- DIRECTION: Copy out each line of the listing that has the word "ylabel" in it.

[Stored items from a collection]
• • •

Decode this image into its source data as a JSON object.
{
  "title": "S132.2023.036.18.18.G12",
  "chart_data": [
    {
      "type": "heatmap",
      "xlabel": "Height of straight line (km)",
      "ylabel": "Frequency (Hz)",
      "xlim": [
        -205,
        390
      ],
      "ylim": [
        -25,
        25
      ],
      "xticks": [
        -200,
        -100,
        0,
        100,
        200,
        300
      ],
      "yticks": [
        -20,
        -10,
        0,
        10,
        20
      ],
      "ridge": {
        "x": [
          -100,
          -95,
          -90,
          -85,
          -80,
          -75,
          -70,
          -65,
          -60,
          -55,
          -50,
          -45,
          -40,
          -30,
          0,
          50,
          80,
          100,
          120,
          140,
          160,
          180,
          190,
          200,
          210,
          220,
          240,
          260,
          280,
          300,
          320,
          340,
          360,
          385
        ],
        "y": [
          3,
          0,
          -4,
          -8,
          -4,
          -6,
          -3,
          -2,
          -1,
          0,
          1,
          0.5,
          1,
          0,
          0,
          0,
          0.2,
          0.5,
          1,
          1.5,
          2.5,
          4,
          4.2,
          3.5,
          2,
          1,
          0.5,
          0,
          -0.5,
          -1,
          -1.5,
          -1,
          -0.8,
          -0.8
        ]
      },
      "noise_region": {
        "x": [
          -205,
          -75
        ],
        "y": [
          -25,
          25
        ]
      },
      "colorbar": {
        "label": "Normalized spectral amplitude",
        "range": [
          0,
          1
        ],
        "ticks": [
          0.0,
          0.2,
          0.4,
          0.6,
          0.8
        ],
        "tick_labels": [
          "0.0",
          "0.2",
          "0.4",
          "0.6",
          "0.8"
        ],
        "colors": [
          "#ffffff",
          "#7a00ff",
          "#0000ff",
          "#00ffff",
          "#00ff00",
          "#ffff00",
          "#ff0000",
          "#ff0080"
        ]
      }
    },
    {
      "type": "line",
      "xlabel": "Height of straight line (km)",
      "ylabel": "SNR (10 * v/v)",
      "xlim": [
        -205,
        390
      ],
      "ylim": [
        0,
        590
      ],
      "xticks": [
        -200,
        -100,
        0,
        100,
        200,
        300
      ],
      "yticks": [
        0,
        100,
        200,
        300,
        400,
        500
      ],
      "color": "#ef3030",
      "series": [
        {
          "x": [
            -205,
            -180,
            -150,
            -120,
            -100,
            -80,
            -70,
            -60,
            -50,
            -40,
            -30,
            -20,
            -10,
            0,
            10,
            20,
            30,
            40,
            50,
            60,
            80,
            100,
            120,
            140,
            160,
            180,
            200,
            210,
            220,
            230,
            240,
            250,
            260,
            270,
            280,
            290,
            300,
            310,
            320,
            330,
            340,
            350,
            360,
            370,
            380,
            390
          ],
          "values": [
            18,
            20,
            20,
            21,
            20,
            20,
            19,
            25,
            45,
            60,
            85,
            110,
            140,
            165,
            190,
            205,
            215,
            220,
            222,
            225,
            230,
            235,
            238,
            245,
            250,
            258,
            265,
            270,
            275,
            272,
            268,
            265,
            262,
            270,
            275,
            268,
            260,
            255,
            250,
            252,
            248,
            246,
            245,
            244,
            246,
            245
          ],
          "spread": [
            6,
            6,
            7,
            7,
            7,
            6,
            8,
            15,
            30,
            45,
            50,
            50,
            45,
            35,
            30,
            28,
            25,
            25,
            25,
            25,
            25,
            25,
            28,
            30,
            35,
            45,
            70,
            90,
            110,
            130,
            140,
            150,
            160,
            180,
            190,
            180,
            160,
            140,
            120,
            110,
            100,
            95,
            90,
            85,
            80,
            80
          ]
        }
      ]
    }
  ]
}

• • •

- COMPLETE OUTPUT:
      "ylabel": "Frequency (Hz)",
      "ylabel": "SNR (10 * v/v)",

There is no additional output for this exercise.